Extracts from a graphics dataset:

━━━

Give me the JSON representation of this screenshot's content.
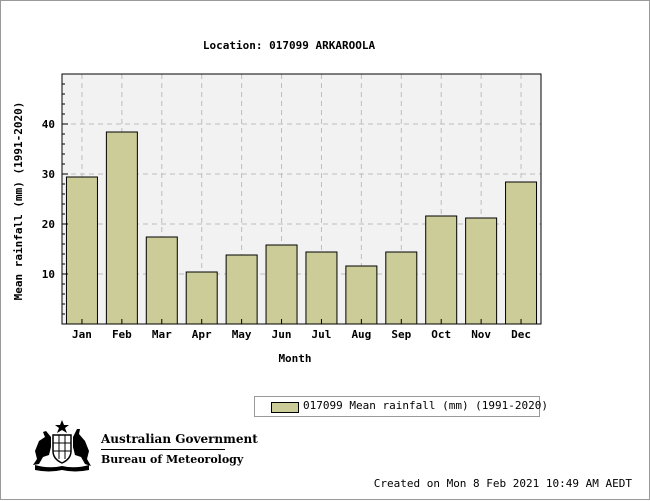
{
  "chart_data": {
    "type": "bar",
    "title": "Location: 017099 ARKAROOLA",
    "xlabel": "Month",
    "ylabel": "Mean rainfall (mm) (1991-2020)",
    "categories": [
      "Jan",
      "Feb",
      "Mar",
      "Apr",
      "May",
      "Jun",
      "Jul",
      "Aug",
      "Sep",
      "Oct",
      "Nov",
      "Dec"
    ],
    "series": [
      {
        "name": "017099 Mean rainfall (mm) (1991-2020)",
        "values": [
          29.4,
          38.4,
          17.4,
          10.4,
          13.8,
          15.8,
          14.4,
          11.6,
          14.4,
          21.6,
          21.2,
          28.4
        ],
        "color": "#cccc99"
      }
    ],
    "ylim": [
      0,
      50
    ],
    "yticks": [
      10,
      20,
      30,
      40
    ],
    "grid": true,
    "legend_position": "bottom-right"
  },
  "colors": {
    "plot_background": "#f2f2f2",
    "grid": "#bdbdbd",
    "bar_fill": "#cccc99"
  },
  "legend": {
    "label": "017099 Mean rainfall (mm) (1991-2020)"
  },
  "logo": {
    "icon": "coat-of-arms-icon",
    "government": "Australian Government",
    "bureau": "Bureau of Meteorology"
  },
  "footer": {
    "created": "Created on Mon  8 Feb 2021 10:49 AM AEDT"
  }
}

━━━

TASK INSTRUCTIONS ->
Write the records out once more, exactly as they appear, with no pictures.

SOLVED PROBLEM ->
Give me the JSON representation of this screenshot's content.
{
  "chart_data": {
    "type": "bar",
    "title": "Location: 017099 ARKAROOLA",
    "xlabel": "Month",
    "ylabel": "Mean rainfall (mm) (1991-2020)",
    "categories": [
      "Jan",
      "Feb",
      "Mar",
      "Apr",
      "May",
      "Jun",
      "Jul",
      "Aug",
      "Sep",
      "Oct",
      "Nov",
      "Dec"
    ],
    "series": [
      {
        "name": "017099 Mean rainfall (mm) (1991-2020)",
        "values": [
          29.4,
          38.4,
          17.4,
          10.4,
          13.8,
          15.8,
          14.4,
          11.6,
          14.4,
          21.6,
          21.2,
          28.4
        ],
        "color": "#cccc99"
      }
    ],
    "ylim": [
      0,
      50
    ],
    "yticks": [
      10,
      20,
      30,
      40
    ],
    "grid": true,
    "legend_position": "bottom-right"
  },
  "colors": {
    "plot_background": "#f2f2f2",
    "grid": "#bdbdbd",
    "bar_fill": "#cccc99"
  },
  "legend": {
    "label": "017099 Mean rainfall (mm) (1991-2020)"
  },
  "logo": {
    "icon": "coat-of-arms-icon",
    "government": "Australian Government",
    "bureau": "Bureau of Meteorology"
  },
  "footer": {
    "created": "Created on Mon  8 Feb 2021 10:49 AM AEDT"
  }
}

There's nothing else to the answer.